>> start

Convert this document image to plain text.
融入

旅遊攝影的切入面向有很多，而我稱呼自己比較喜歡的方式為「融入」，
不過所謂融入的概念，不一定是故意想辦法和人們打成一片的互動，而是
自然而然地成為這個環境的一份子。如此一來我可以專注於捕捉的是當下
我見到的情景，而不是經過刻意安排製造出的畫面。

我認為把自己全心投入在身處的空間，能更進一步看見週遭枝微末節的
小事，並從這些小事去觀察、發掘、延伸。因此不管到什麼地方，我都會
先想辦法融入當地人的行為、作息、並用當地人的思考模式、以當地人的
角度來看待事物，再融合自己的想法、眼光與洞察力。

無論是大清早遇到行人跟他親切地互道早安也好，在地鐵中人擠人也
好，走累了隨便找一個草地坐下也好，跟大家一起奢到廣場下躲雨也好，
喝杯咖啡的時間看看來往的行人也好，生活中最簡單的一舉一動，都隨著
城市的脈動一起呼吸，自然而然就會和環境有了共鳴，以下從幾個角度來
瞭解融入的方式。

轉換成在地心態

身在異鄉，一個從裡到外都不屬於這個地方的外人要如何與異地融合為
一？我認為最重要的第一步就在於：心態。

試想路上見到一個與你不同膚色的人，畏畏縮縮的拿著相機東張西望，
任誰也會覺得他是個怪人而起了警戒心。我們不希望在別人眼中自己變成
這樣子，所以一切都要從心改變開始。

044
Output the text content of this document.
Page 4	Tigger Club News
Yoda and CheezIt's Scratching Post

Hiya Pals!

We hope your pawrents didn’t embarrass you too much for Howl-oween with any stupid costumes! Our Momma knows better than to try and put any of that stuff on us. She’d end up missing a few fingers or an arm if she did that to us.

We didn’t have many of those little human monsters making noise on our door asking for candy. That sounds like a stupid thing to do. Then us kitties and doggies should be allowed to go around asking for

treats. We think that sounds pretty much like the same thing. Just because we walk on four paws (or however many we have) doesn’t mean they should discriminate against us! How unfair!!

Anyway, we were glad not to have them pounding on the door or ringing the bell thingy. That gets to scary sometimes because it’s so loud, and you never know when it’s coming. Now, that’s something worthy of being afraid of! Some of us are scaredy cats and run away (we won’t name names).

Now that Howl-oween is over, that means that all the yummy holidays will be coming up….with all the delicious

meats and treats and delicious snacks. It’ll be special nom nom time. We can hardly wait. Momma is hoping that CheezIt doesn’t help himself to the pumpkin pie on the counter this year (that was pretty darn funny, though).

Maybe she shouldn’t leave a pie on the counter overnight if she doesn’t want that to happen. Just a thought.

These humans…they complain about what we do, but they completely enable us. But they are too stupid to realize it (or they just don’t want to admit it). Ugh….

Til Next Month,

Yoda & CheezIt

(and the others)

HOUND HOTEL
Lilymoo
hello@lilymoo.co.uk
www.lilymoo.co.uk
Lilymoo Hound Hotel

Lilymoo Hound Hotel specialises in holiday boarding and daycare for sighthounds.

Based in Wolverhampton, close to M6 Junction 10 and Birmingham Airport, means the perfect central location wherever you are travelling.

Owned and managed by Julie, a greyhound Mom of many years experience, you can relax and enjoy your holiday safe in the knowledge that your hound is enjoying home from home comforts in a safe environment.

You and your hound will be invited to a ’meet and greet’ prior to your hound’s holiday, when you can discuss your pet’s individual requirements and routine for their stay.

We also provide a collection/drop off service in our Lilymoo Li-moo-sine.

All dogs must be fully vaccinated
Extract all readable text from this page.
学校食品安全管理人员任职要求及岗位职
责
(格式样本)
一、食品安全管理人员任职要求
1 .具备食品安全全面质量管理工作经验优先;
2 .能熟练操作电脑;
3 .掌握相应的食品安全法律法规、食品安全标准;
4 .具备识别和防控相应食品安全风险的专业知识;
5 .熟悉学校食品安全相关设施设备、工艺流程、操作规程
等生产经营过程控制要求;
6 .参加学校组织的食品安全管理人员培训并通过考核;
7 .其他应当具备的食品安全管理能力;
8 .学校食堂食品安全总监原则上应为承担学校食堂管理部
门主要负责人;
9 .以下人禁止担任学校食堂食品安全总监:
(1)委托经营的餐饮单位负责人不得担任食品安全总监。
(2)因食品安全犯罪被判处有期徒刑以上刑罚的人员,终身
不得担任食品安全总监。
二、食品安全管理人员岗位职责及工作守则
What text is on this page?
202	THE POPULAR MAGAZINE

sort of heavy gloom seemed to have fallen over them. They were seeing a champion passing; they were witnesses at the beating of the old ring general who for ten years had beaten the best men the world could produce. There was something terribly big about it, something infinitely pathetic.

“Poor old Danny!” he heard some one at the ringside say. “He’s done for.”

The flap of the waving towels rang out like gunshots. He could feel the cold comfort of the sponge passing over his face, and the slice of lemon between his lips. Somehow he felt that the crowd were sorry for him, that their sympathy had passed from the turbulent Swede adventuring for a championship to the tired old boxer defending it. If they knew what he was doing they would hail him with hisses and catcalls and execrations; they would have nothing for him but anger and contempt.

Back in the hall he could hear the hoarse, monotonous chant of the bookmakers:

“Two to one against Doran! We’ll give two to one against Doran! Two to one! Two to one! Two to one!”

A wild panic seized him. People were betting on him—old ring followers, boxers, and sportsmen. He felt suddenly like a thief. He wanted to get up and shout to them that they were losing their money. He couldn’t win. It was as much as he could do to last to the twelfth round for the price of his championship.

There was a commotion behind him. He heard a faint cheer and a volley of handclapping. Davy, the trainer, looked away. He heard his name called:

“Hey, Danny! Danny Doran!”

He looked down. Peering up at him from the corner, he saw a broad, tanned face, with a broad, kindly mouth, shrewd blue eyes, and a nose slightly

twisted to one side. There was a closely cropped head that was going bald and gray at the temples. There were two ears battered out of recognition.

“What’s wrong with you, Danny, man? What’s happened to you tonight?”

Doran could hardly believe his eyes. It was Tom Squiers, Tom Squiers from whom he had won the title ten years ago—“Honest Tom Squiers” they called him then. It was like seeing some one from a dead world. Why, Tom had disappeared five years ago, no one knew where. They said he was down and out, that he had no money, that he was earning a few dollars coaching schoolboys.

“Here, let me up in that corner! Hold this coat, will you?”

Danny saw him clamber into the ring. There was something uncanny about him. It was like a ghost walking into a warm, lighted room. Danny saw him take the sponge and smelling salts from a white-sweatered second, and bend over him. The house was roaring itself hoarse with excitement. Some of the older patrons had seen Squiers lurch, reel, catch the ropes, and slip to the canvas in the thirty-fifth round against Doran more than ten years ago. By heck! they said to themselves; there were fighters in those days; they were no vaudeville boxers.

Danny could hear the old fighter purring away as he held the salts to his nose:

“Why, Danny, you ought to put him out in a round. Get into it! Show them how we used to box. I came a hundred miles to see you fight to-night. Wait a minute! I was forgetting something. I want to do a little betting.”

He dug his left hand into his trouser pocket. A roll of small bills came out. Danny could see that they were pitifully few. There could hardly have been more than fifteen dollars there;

>> end

**What is asked**
Find every line in the records above that holds the word "delicious", and copy each one.

**Result**
Now that Howl-oween is over, that means that all the yummy holidays will be coming up….with all the delicious
meats and treats and delicious snacks. It’ll be special nom nom time. We can hardly wait. Momma is hoping that CheezIt doesn’t help himself to the pumpkin pie on the counter this year (that was pretty darn funny, though).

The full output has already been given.